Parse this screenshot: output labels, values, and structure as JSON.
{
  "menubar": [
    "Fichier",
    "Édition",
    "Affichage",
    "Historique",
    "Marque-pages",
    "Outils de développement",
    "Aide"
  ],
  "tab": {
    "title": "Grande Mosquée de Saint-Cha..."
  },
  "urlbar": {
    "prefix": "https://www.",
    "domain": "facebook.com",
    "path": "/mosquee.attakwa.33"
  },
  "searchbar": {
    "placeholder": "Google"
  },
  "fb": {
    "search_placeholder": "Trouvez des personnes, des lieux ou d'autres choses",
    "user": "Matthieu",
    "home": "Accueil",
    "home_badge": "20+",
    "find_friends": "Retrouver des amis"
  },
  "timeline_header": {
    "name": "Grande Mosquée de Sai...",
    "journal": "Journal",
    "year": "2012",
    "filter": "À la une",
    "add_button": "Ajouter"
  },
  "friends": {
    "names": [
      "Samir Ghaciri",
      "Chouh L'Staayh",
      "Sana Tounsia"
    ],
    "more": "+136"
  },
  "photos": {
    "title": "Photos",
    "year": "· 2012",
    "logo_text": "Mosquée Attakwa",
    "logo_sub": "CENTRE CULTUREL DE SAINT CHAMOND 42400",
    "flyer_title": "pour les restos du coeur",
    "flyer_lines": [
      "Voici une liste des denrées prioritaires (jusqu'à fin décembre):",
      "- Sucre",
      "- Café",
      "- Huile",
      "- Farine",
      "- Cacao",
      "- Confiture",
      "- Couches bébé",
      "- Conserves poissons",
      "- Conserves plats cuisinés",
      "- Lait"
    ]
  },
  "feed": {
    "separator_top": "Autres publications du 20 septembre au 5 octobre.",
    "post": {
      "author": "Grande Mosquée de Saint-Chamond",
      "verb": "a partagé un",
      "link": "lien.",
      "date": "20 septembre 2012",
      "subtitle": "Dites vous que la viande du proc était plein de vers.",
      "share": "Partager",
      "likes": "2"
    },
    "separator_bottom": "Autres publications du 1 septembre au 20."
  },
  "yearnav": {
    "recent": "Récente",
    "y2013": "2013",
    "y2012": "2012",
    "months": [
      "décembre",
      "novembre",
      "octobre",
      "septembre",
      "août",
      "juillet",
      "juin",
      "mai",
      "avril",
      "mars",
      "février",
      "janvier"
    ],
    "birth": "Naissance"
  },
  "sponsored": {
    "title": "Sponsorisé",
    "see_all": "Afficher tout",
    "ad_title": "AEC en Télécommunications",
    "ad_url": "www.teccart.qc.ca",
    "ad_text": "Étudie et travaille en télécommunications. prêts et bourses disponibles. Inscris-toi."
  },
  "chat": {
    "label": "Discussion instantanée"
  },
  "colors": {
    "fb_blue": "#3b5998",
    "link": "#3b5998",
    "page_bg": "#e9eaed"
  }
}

━━━━━━━━

| PROBLEM DESCRIPTION |
Every entry needs to be retyped exactly.

| THE RESPONSE |
Parse this screenshot: output labels, values, and structure as JSON.
{
  "menubar": [
    "Fichier",
    "Édition",
    "Affichage",
    "Historique",
    "Marque-pages",
    "Outils de développement",
    "Aide"
  ],
  "tab": {
    "title": "Grande Mosquée de Saint-Cha..."
  },
  "urlbar": {
    "prefix": "https://www.",
    "domain": "facebook.com",
    "path": "/mosquee.attakwa.33"
  },
  "searchbar": {
    "placeholder": "Google"
  },
  "fb": {
    "search_placeholder": "Trouvez des personnes, des lieux ou d'autres choses",
    "user": "Matthieu",
    "home": "Accueil",
    "home_badge": "20+",
    "find_friends": "Retrouver des amis"
  },
  "timeline_header": {
    "name": "Grande Mosquée de Sai...",
    "journal": "Journal",
    "year": "2012",
    "filter": "À la une",
    "add_button": "Ajouter"
  },
  "friends": {
    "names": [
      "Samir Ghaciri",
      "Chouh L'Staayh",
      "Sana Tounsia"
    ],
    "more": "+136"
  },
  "photos": {
    "title": "Photos",
    "year": "· 2012",
    "logo_text": "Mosquée Attakwa",
    "logo_sub": "CENTRE CULTUREL DE SAINT CHAMOND 42400",
    "flyer_title": "pour les restos du coeur",
    "flyer_lines": [
      "Voici une liste des denrées prioritaires (jusqu'à fin décembre):",
      "- Sucre",
      "- Café",
      "- Huile",
      "- Farine",
      "- Cacao",
      "- Confiture",
      "- Couches bébé",
      "- Conserves poissons",
      "- Conserves plats cuisinés",
      "- Lait"
    ]
  },
  "feed": {
    "separator_top": "Autres publications du 20 septembre au 5 octobre.",
    "post": {
      "author": "Grande Mosquée de Saint-Chamond",
      "verb": "a partagé un",
      "link": "lien.",
      "date": "20 septembre 2012",
      "subtitle": "Dites vous que la viande du proc était plein de vers.",
      "share": "Partager",
      "likes": "2"
    },
    "separator_bottom": "Autres publications du 1 septembre au 20."
  },
  "yearnav": {
    "recent": "Récente",
    "y2013": "2013",
    "y2012": "2012",
    "months": [
      "décembre",
      "novembre",
      "octobre",
      "septembre",
      "août",
      "juillet",
      "juin",
      "mai",
      "avril",
      "mars",
      "février",
      "janvier"
    ],
    "birth": "Naissance"
  },
  "sponsored": {
    "title": "Sponsorisé",
    "see_all": "Afficher tout",
    "ad_title": "AEC en Télécommunications",
    "ad_url": "www.teccart.qc.ca",
    "ad_text": "Étudie et travaille en télécommunications. prêts et bourses disponibles. Inscris-toi."
  },
  "chat": {
    "label": "Discussion instantanée"
  },
  "colors": {
    "fb_blue": "#3b5998",
    "link": "#3b5998",
    "page_bg": "#e9eaed"
  }
}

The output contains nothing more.